Your task:
Leave out the pictures; transcribe all else exactly.

The input:
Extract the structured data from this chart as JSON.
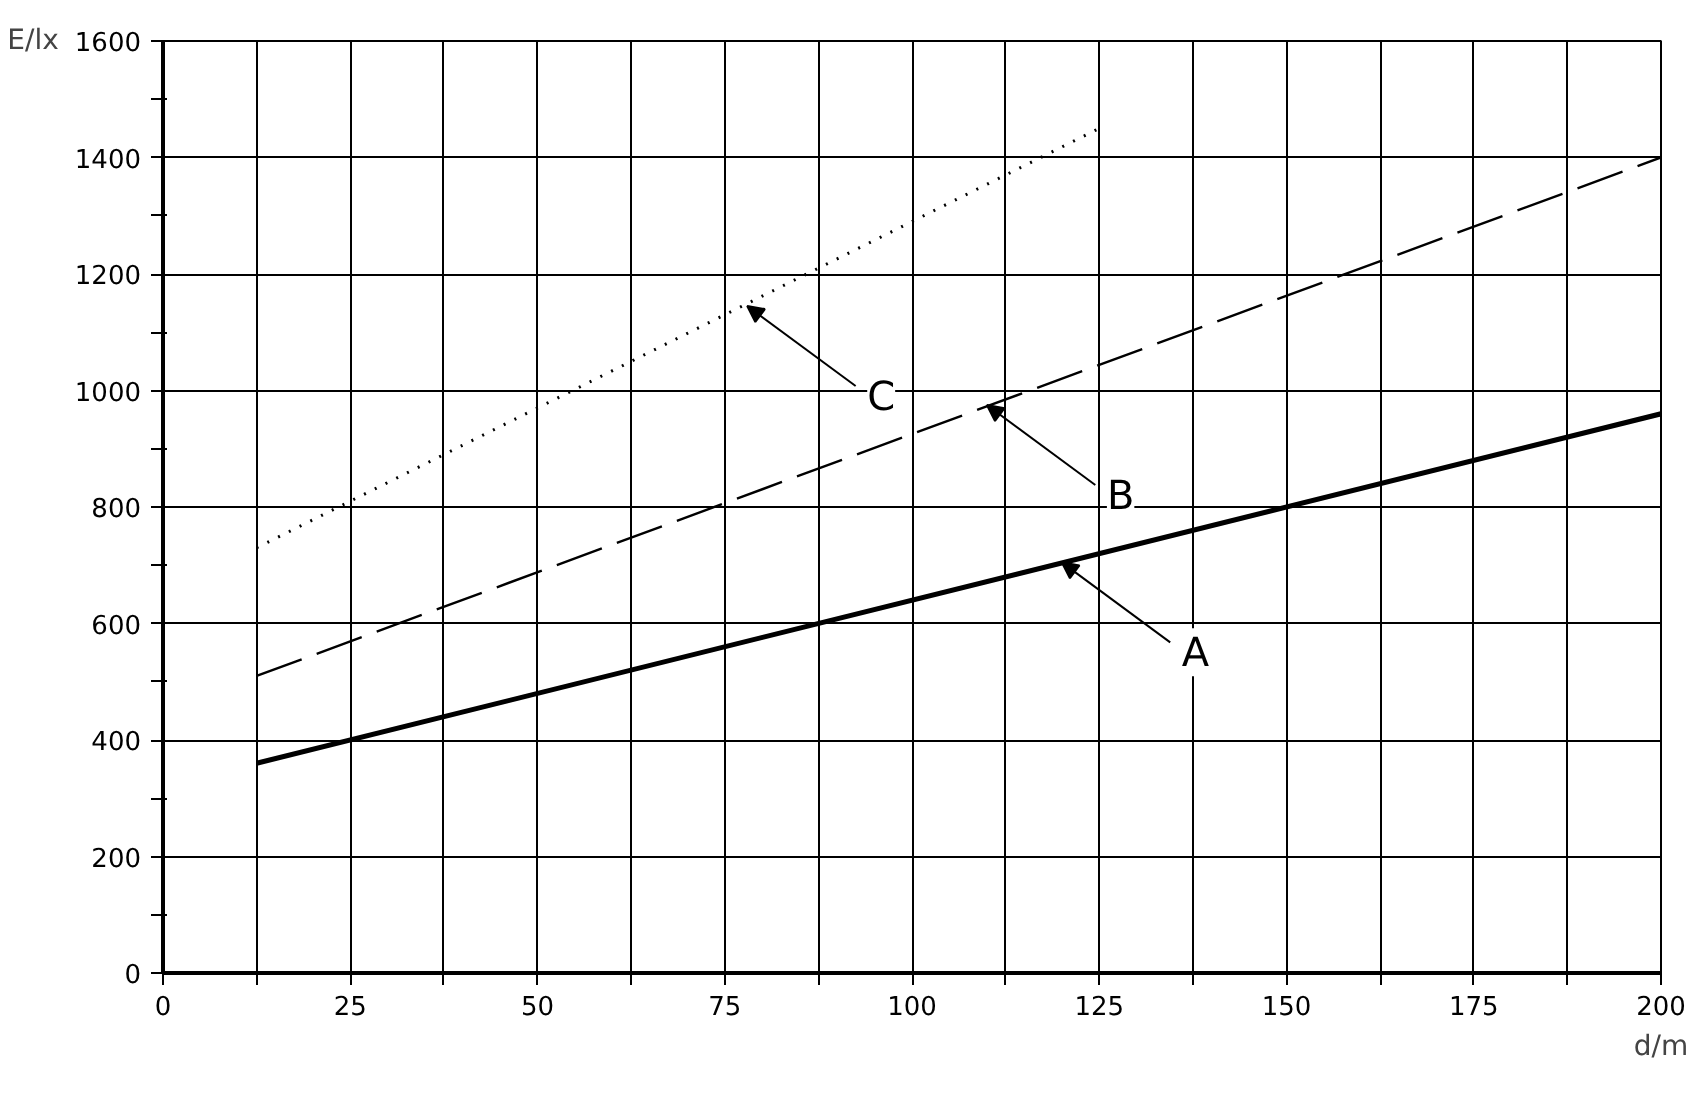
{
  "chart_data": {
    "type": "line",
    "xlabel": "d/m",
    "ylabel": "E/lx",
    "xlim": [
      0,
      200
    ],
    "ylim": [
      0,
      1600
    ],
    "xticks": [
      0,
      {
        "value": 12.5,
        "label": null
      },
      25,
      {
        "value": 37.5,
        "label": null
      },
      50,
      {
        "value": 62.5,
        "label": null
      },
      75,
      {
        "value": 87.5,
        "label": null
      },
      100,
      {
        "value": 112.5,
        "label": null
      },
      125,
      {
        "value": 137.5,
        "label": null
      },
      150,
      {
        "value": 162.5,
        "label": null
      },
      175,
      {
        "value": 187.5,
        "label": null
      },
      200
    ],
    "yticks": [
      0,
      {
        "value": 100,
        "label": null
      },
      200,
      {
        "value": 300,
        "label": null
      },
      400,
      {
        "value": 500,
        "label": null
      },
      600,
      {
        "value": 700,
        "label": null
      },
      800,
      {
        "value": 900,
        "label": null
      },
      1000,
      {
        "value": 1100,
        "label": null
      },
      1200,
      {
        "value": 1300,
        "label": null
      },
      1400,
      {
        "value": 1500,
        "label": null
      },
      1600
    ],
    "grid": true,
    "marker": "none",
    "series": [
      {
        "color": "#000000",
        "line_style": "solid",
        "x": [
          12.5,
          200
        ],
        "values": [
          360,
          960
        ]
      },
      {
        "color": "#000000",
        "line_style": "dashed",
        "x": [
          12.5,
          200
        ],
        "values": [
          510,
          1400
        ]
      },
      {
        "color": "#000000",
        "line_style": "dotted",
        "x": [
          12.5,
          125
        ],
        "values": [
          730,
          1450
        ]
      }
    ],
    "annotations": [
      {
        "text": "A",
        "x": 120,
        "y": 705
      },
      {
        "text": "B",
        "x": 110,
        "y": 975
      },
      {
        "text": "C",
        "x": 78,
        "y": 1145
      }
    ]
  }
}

Task output:
Extract the structured data from this chart as JSON.
{
  "chart_data": {
    "type": "line",
    "xlabel": "d/m",
    "ylabel": "E/lx",
    "xlim": [
      0,
      200
    ],
    "ylim": [
      0,
      1600
    ],
    "xticks": [
      0,
      {
        "value": 12.5,
        "label": null
      },
      25,
      {
        "value": 37.5,
        "label": null
      },
      50,
      {
        "value": 62.5,
        "label": null
      },
      75,
      {
        "value": 87.5,
        "label": null
      },
      100,
      {
        "value": 112.5,
        "label": null
      },
      125,
      {
        "value": 137.5,
        "label": null
      },
      150,
      {
        "value": 162.5,
        "label": null
      },
      175,
      {
        "value": 187.5,
        "label": null
      },
      200
    ],
    "yticks": [
      0,
      {
        "value": 100,
        "label": null
      },
      200,
      {
        "value": 300,
        "label": null
      },
      400,
      {
        "value": 500,
        "label": null
      },
      600,
      {
        "value": 700,
        "label": null
      },
      800,
      {
        "value": 900,
        "label": null
      },
      1000,
      {
        "value": 1100,
        "label": null
      },
      1200,
      {
        "value": 1300,
        "label": null
      },
      1400,
      {
        "value": 1500,
        "label": null
      },
      1600
    ],
    "grid": true,
    "marker": "none",
    "series": [
      {
        "color": "#000000",
        "line_style": "solid",
        "x": [
          12.5,
          200
        ],
        "values": [
          360,
          960
        ]
      },
      {
        "color": "#000000",
        "line_style": "dashed",
        "x": [
          12.5,
          200
        ],
        "values": [
          510,
          1400
        ]
      },
      {
        "color": "#000000",
        "line_style": "dotted",
        "x": [
          12.5,
          125
        ],
        "values": [
          730,
          1450
        ]
      }
    ],
    "annotations": [
      {
        "text": "A",
        "x": 120,
        "y": 705
      },
      {
        "text": "B",
        "x": 110,
        "y": 975
      },
      {
        "text": "C",
        "x": 78,
        "y": 1145
      }
    ]
  }
}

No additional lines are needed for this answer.